[START DATA]
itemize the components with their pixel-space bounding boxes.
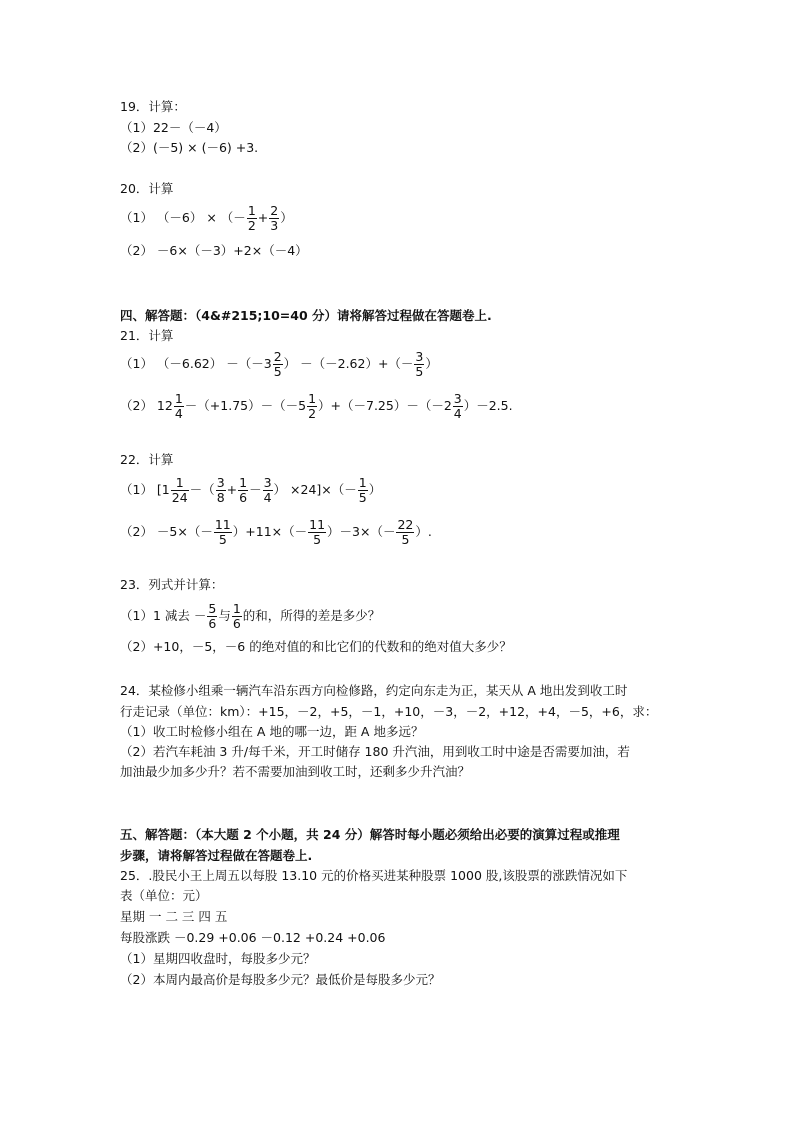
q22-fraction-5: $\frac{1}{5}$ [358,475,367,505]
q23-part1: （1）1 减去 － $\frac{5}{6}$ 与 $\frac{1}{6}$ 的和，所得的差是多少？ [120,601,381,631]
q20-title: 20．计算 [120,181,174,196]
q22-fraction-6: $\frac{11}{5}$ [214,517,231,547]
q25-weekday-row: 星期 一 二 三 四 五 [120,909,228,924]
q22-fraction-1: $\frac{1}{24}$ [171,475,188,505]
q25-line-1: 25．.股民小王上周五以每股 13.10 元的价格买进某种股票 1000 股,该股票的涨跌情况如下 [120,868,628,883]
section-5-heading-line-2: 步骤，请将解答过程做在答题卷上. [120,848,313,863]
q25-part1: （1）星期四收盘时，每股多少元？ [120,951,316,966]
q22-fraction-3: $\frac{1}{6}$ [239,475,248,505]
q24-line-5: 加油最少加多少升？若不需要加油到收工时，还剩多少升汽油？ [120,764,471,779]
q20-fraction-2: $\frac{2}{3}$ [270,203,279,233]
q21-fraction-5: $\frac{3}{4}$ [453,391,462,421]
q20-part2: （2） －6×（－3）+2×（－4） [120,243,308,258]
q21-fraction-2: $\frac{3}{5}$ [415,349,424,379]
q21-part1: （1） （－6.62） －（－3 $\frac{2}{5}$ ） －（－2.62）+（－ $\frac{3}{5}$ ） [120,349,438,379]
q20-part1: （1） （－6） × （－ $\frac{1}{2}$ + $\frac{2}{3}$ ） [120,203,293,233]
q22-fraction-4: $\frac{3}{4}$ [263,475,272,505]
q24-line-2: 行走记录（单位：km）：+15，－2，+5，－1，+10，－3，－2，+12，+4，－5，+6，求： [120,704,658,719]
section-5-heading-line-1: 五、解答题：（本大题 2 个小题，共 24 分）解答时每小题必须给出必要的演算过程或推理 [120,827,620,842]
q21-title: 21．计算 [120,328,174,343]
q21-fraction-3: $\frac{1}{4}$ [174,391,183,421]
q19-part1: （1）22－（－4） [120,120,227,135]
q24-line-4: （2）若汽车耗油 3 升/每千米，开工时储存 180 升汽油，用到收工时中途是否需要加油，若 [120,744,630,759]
[END DATA]
Turn every one of the lines above into a numbered list, leaving out blank lines and the picture.

[COMPLETE ANSWER]:
1. itemize the components with their pixel-space bounding boxes.
2. q22-fraction-5: $\frac{1}{5}$ [358,475,367,505]
3. q23-part1: （1）1 减去 － $\frac{5}{6}$ 与 $\frac{1}{6}$ 的和，所得的差是多少？ [120,601,381,631]
4. q20-title: 20．计算 [120,181,174,196]
5. q22-fraction-6: $\frac{11}{5}$ [214,517,231,547]
6. q25-weekday-row: 星期 一 二 三 四 五 [120,909,228,924]
7. q22-fraction-1: $\frac{1}{24}$ [171,475,188,505]
8. q25-line-1: 25．.股民小王上周五以每股 13.10 元的价格买进某种股票 1000 股,该股票的涨跌情况如下 [120,868,628,883]
9. section-5-heading-line-2: 步骤，请将解答过程做在答题卷上. [120,848,313,863]
10. q25-part1: （1）星期四收盘时，每股多少元？ [120,951,316,966]
11. q22-fraction-3: $\frac{1}{6}$ [239,475,248,505]
12. q24-line-5: 加油最少加多少升？若不需要加油到收工时，还剩多少升汽油？ [120,764,471,779]
13. q20-fraction-2: $\frac{2}{3}$ [270,203,279,233]
14. q21-fraction-5: $\frac{3}{4}$ [453,391,462,421]
15. q20-part2: （2） －6×（－3）+2×（－4） [120,243,308,258]
16. q21-fraction-2: $\frac{3}{5}$ [415,349,424,379]
17. q21-part1: （1） （－6.62） －（－3 $\frac{2}{5}$ ） －（－2.62）+（－ $\frac{3}{5}$ ） [120,349,438,379]
18. q20-part1: （1） （－6） × （－ $\frac{1}{2}$ + $\frac{2}{3}$ ） [120,203,293,233]
19. q22-fraction-4: $\frac{3}{4}$ [263,475,272,505]
20. q24-line-2: 行走记录（单位：km）：+15，－2，+5，－1，+10，－3，－2，+12，+4，－5，+6，求： [120,704,658,719]
21. section-5-heading-line-1: 五、解答题：（本大题 2 个小题，共 24 分）解答时每小题必须给出必要的演算过程或推理 [120,827,620,842]
22. q21-title: 21．计算 [120,328,174,343]
23. q21-fraction-3: $\frac{1}{4}$ [174,391,183,421]
24. q19-part1: （1）22－（－4） [120,120,227,135]
25. q24-line-4: （2）若汽车耗油 3 升/每千米，开工时储存 180 升汽油，用到收工时中途是否需要加油，若 [120,744,630,759]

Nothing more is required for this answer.